— REQUIREMENTS —
Search the listing below for the word "text" and copy each line that holds it.

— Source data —
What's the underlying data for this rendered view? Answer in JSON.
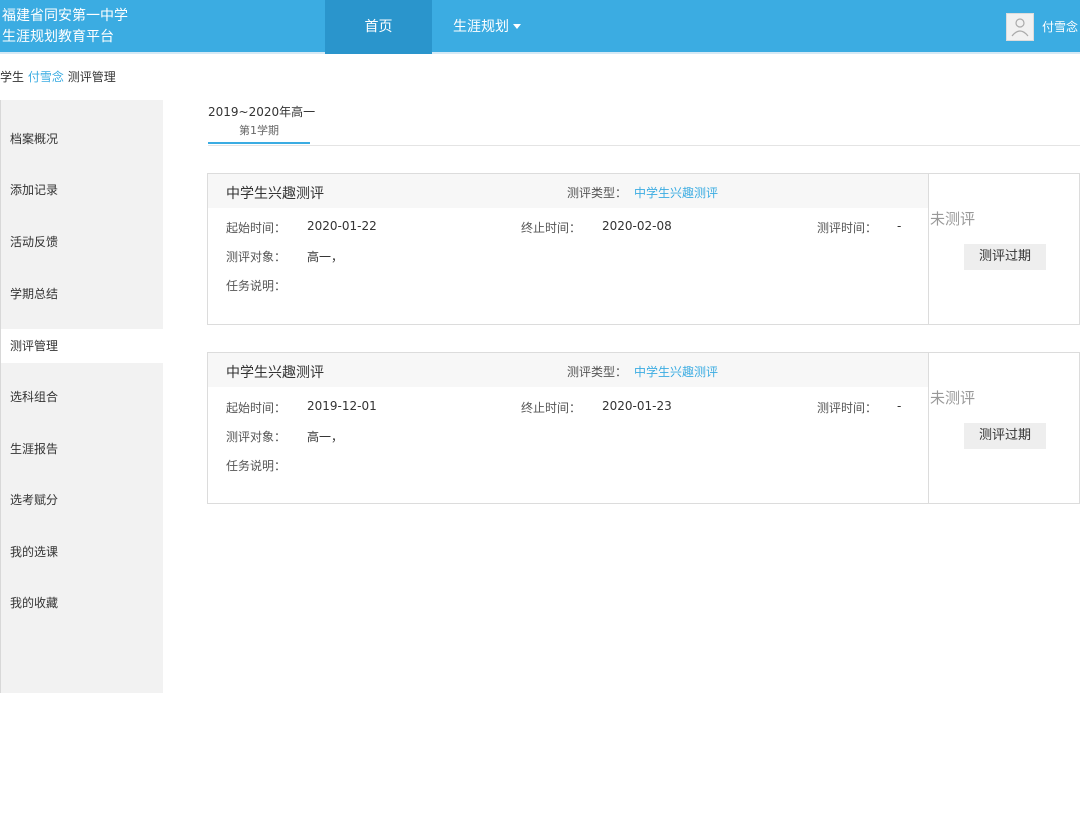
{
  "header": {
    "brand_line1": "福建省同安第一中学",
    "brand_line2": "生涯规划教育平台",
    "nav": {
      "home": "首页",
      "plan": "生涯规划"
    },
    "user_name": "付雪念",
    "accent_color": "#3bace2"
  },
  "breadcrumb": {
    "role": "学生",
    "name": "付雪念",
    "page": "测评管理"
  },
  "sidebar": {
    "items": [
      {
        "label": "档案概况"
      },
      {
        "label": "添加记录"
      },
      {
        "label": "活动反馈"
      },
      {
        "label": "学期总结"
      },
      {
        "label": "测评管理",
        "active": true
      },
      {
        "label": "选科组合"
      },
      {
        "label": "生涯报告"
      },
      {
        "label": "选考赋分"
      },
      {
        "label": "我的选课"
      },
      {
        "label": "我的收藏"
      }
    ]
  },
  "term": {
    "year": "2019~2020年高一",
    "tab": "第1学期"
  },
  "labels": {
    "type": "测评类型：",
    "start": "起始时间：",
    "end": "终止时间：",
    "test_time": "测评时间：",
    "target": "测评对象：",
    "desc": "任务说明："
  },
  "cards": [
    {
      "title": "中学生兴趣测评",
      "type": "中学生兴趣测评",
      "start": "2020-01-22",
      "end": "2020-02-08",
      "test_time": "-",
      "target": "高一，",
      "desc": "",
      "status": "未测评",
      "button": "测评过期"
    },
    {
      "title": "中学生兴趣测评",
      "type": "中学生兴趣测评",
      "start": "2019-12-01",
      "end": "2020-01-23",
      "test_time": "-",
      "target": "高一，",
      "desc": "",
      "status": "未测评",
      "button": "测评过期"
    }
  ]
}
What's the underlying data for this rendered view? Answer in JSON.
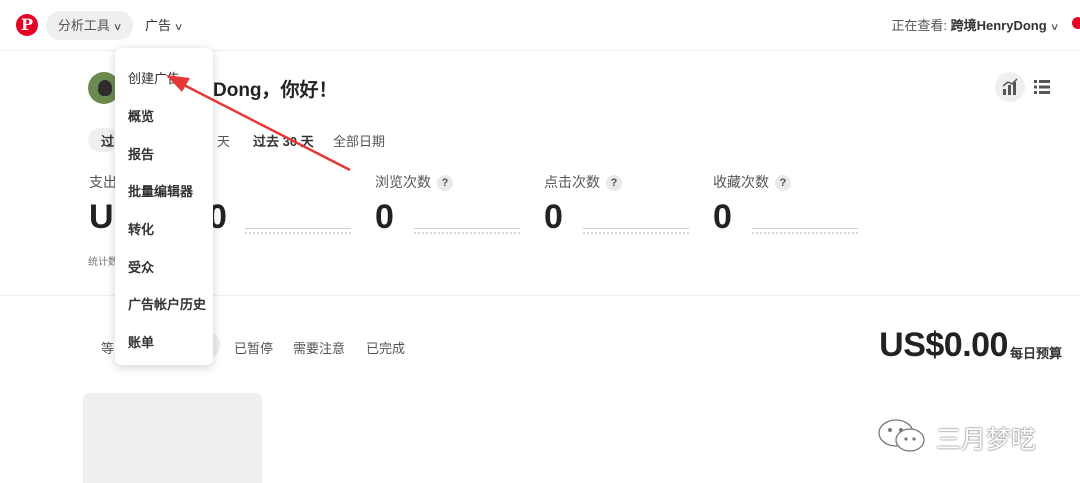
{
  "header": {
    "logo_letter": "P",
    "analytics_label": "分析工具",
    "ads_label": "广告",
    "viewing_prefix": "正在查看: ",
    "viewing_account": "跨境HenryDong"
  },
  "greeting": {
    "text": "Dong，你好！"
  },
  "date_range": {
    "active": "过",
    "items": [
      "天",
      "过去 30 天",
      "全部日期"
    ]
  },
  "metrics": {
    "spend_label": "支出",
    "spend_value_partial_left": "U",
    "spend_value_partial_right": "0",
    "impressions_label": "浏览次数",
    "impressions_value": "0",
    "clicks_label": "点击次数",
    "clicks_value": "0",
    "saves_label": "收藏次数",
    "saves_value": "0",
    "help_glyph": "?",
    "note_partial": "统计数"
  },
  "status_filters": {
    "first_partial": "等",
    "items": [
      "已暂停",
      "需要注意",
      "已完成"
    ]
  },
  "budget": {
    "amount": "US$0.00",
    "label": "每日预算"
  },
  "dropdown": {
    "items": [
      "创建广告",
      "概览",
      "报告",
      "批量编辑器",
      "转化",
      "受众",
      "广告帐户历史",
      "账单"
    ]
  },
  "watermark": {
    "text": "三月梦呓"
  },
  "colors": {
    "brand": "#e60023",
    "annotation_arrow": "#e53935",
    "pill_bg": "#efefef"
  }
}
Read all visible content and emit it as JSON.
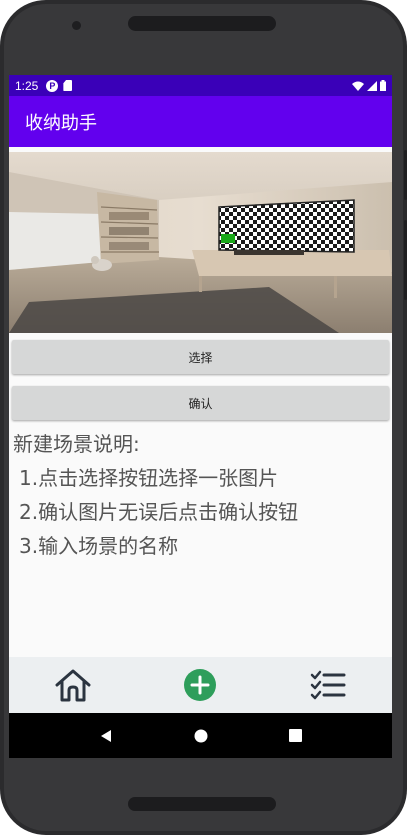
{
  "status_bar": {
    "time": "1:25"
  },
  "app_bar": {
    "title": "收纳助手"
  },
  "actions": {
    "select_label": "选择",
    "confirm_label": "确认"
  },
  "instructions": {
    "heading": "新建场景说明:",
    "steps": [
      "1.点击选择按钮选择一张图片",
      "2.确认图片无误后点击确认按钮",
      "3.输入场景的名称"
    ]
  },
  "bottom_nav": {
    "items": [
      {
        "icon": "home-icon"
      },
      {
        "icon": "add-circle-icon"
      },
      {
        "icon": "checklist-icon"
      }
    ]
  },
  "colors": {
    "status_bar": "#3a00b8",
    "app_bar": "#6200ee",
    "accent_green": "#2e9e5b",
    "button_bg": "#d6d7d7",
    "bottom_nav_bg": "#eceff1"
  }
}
==
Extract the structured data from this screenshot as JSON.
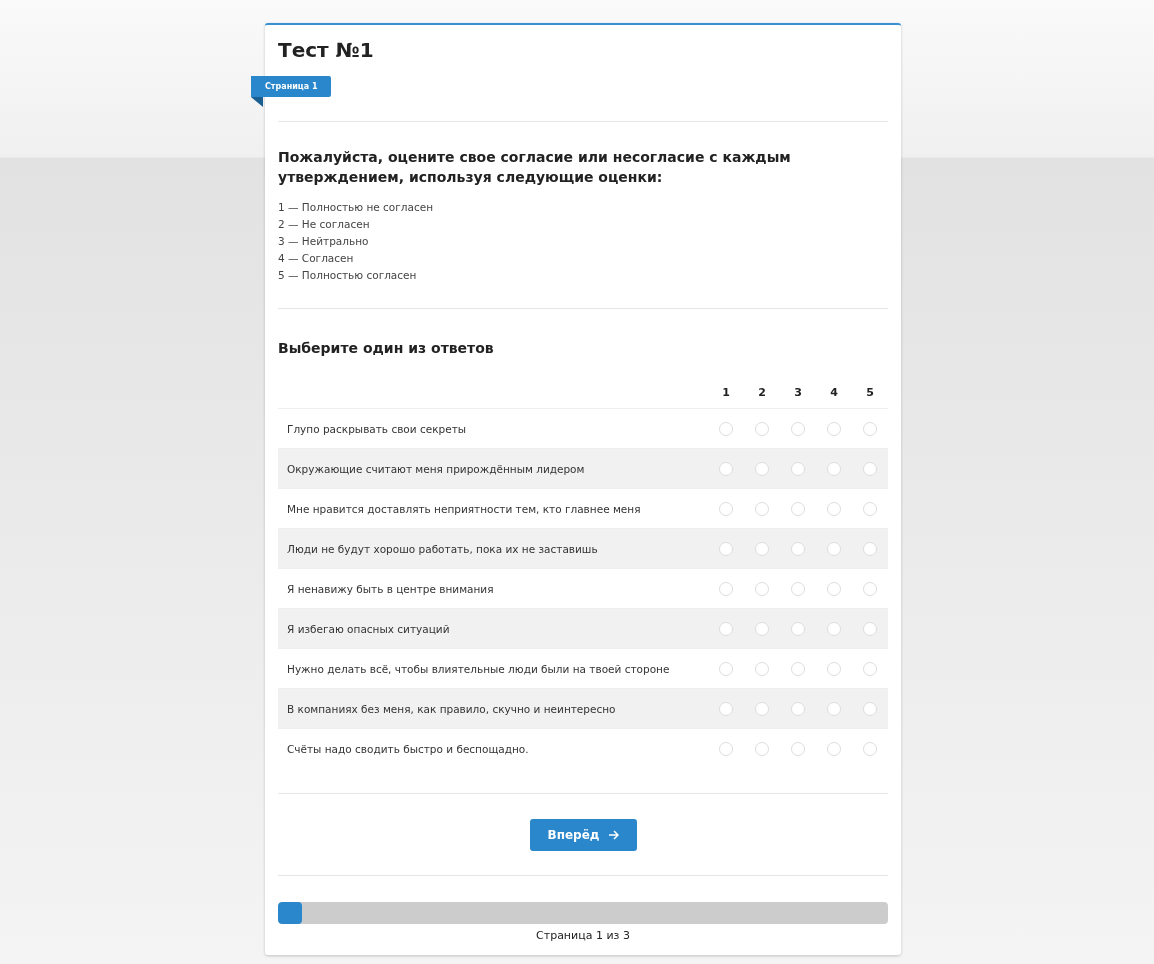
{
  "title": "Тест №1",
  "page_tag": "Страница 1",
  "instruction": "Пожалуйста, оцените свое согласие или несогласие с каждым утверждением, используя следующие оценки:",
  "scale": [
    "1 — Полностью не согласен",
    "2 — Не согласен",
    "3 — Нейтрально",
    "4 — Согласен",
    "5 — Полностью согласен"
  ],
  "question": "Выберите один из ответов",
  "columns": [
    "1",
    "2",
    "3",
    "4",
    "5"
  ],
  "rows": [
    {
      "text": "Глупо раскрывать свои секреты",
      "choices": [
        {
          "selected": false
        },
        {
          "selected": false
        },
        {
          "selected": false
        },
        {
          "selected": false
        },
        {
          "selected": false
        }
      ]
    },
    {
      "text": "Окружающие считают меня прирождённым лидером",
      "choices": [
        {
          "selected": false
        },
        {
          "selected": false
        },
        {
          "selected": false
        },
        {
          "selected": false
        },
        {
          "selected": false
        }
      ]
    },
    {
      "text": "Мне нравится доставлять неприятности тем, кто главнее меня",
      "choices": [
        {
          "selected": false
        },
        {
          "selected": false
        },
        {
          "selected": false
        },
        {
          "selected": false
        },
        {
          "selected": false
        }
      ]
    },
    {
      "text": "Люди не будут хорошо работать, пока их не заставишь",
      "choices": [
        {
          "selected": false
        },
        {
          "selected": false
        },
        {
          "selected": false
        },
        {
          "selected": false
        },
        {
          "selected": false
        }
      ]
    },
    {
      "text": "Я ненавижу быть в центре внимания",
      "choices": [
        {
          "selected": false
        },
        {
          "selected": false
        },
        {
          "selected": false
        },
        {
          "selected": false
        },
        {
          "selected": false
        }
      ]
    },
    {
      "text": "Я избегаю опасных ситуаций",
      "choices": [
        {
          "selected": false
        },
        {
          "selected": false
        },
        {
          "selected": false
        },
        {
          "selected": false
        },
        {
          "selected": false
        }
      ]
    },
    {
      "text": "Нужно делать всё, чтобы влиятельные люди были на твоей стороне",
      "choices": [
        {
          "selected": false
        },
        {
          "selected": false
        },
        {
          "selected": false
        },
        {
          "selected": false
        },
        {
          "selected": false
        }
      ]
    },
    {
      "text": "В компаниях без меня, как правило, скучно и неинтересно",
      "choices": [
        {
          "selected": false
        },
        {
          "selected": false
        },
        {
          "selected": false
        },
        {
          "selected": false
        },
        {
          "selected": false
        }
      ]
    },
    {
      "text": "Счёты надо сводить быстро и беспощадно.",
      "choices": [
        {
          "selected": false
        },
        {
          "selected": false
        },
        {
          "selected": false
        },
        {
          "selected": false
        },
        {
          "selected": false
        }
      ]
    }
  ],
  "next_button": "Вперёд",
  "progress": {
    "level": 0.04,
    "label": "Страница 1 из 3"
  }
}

— COMPLETED EXERCISE —
    "text": "Dong，你好！"
    "text": "三月梦呓"
      "text": "Глупо раскрывать свои секреты",
      "text": "Окружающие считают меня прирождённым лидером",
      "text": "Мне нравится доставлять неприятности тем, кто главнее меня",
      "text": "Люди не будут хорошо работать, пока их не заставишь",
      "text": "Я ненавижу быть в центре внимания",
      "text": "Я избегаю опасных ситуаций",
      "text": "Нужно делать всё, чтобы влиятельные люди были на твоей стороне",
      "text": "В компаниях без меня, как правило, скучно и неинтересно",
      "text": "Счёты надо сводить быстро и беспощадно.",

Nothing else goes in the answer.